#### AIM OF THE TASK:
Count the lines in the data below where the string "Index" occurs, please, and give the number alone.
[Start DATASET ENTRIES]
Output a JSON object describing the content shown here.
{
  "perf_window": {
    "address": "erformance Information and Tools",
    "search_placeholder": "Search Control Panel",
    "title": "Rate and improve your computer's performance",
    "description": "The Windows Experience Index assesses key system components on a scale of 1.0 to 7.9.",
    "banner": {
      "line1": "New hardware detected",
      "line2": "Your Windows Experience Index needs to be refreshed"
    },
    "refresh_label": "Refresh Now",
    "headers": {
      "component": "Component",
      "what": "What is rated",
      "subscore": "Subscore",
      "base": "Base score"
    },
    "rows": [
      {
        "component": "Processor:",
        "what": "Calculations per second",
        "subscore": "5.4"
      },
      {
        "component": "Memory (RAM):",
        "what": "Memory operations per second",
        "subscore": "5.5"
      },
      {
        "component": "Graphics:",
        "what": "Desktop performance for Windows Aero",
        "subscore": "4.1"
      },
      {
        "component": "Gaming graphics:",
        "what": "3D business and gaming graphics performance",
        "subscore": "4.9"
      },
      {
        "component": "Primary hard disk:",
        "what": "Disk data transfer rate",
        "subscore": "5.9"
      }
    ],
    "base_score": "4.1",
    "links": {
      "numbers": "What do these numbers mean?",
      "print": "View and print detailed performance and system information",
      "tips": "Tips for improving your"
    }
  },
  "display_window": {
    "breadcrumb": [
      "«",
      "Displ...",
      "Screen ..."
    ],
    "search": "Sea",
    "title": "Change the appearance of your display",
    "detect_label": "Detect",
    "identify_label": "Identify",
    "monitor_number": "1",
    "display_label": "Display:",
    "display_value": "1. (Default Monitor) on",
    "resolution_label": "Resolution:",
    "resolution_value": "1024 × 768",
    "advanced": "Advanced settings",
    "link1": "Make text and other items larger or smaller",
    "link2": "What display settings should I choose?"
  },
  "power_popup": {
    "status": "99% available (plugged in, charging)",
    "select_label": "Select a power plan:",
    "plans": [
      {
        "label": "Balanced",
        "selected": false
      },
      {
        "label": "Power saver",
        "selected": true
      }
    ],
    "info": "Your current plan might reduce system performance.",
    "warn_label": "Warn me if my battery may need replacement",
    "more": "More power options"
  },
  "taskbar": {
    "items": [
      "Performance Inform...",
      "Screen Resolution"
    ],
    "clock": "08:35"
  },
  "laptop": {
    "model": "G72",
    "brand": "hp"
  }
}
[End DATASET ENTRIES]
[Start DATASET ENTRIES]
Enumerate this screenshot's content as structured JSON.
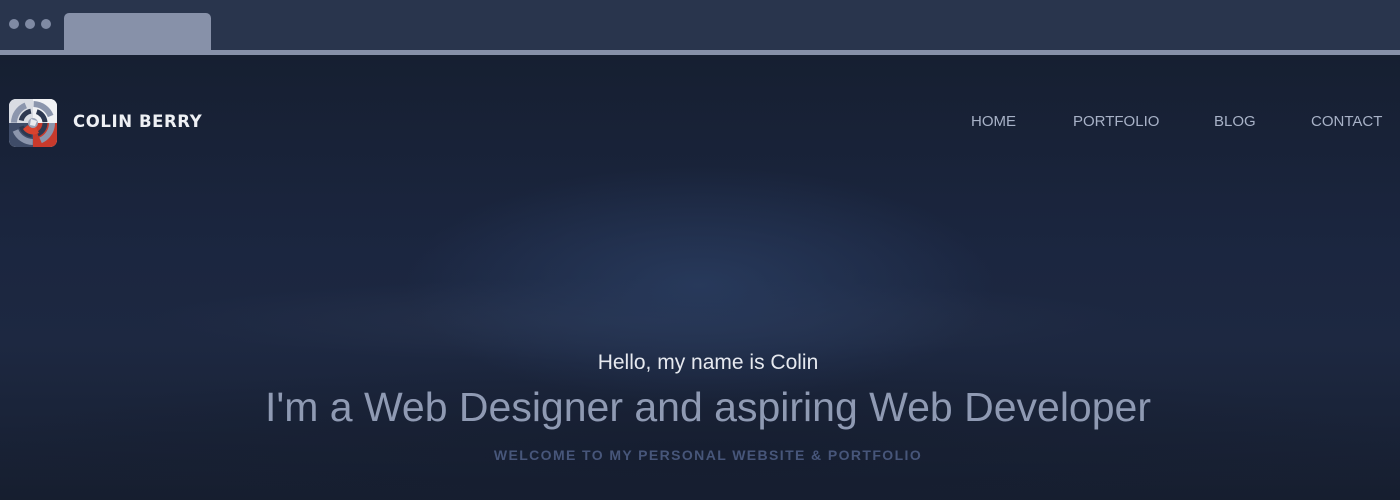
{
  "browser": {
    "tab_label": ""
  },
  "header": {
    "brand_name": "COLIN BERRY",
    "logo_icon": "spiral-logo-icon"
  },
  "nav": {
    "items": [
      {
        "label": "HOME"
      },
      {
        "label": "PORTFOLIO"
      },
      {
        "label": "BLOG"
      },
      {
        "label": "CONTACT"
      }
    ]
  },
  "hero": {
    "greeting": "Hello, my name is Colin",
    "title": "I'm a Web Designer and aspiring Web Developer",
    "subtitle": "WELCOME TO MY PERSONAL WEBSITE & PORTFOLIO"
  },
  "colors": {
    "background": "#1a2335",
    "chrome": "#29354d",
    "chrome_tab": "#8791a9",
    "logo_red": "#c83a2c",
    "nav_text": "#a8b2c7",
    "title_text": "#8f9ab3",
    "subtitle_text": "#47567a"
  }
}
[End DATASET ENTRIES]
[Start DATASET ENTRIES]
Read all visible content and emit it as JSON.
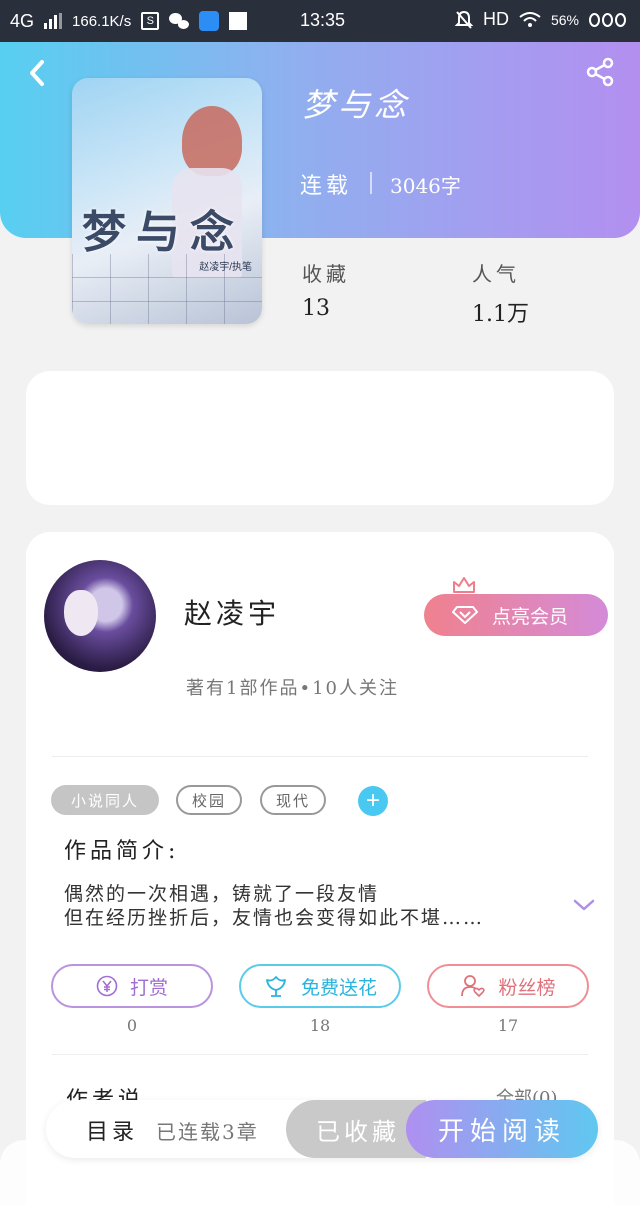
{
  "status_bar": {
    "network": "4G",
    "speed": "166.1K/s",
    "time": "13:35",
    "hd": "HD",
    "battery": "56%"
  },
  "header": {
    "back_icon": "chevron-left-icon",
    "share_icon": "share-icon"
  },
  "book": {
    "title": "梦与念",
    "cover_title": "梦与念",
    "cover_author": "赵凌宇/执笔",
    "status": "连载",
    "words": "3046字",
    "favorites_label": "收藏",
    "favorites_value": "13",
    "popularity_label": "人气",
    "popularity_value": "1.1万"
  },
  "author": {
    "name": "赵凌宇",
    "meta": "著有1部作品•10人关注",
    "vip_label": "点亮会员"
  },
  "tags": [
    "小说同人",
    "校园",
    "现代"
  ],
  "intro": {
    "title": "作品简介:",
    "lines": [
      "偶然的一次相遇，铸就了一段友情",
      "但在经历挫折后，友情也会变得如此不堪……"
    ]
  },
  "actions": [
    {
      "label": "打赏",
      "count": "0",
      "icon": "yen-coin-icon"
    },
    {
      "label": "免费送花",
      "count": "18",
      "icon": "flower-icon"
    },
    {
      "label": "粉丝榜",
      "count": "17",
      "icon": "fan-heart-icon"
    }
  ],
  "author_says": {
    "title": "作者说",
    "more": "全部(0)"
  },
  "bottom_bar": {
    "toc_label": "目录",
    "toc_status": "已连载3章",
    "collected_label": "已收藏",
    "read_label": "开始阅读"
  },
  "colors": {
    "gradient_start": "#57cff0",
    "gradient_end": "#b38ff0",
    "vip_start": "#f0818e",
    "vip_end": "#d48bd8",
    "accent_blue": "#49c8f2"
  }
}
[End DATASET ENTRIES]
#### RESPONSE BELOW:
2